Directions for this task
Whenever a line contains the string "content", copy it out of the entries.

___ Dataset records ___

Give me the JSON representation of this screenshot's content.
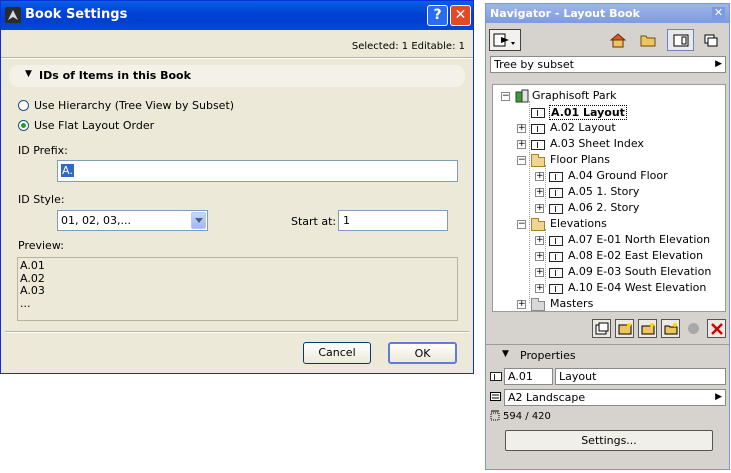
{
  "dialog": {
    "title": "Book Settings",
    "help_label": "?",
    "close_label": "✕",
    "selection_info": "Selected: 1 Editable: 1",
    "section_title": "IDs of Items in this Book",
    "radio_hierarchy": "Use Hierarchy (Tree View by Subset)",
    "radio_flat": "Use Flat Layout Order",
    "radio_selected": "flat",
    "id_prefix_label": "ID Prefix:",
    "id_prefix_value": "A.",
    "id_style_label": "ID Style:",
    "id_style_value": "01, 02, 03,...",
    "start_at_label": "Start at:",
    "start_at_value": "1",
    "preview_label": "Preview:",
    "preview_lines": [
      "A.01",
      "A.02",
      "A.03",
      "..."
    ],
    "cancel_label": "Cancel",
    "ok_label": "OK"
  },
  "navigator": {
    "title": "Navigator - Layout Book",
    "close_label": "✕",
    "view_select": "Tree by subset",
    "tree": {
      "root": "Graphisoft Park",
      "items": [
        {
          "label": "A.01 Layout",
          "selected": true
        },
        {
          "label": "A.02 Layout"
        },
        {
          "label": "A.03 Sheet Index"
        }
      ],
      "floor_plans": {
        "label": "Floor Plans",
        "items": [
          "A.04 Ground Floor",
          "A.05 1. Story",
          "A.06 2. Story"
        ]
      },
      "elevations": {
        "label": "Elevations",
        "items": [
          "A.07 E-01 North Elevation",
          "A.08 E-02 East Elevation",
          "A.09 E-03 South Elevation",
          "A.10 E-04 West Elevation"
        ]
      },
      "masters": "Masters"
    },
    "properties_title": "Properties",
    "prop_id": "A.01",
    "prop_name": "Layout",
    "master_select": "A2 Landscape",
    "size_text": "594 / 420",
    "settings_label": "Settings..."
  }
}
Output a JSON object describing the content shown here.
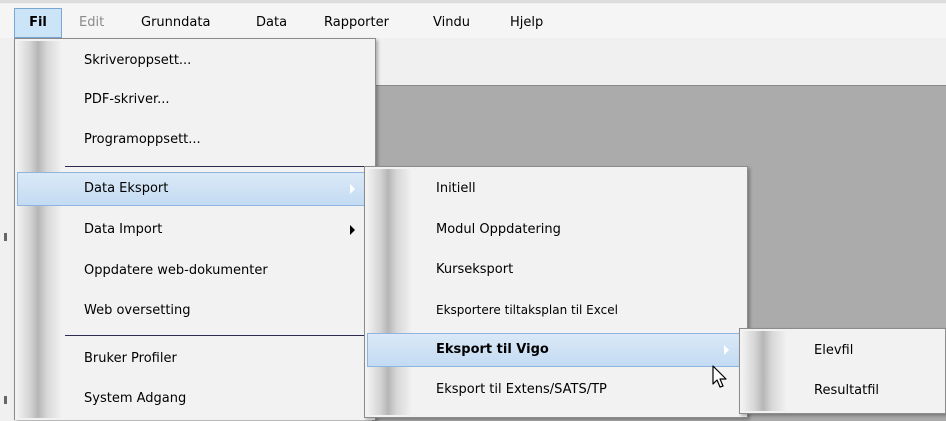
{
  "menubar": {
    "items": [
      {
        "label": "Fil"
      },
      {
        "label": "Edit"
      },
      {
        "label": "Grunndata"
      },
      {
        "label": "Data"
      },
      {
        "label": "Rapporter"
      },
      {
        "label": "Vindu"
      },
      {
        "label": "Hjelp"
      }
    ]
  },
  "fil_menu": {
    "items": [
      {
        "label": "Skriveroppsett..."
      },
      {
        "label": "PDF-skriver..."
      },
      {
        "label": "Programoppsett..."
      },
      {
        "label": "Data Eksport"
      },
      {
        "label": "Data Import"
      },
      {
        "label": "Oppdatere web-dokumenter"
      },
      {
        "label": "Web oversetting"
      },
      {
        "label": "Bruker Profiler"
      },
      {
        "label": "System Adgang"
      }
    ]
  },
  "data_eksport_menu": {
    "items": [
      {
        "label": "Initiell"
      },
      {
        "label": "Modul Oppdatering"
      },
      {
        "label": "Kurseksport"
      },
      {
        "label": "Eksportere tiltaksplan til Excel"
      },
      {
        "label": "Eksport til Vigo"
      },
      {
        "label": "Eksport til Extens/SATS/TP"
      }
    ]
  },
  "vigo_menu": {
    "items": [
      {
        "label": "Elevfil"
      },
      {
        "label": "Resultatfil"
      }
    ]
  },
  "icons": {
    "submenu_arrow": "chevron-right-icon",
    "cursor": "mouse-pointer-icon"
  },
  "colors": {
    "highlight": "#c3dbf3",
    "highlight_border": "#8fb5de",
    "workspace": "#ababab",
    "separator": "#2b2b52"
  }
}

___
___ Dataset records ___

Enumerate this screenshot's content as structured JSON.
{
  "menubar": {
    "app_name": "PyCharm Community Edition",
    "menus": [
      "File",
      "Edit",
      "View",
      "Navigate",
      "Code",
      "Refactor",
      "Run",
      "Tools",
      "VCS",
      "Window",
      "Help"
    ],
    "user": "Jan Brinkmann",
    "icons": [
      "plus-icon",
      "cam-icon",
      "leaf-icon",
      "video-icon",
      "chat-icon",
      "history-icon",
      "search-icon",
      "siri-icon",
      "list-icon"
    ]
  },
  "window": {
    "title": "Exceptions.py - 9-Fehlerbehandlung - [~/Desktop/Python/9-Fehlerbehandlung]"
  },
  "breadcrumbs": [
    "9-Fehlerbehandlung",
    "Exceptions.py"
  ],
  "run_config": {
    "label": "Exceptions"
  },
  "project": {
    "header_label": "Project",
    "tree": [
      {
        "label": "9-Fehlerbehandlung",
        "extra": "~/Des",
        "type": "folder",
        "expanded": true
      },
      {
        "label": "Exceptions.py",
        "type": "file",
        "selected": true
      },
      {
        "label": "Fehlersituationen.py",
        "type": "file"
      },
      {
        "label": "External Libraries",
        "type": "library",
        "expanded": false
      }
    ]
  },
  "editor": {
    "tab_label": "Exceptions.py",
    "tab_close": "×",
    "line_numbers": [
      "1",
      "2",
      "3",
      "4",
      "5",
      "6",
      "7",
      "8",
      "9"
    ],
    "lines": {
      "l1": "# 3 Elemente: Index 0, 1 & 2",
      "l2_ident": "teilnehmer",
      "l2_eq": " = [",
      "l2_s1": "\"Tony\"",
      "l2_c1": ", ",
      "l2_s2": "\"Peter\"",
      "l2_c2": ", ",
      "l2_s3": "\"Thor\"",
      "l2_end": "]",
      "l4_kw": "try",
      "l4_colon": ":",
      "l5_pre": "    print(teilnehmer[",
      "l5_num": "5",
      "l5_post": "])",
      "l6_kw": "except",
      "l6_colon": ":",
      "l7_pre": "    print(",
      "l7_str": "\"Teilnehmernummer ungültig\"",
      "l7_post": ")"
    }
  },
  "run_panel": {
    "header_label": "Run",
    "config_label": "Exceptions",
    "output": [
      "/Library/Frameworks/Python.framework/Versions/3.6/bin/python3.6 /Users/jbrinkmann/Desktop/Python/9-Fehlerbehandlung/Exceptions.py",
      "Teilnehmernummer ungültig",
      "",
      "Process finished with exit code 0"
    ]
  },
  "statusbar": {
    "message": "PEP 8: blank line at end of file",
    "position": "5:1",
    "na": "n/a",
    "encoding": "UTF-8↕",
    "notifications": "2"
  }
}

___

Task answer
Give me the JSON representation of this screenshot's content.
Output a JSON object describing the content shown here.
Enumerate this screenshot's content as structured JSON.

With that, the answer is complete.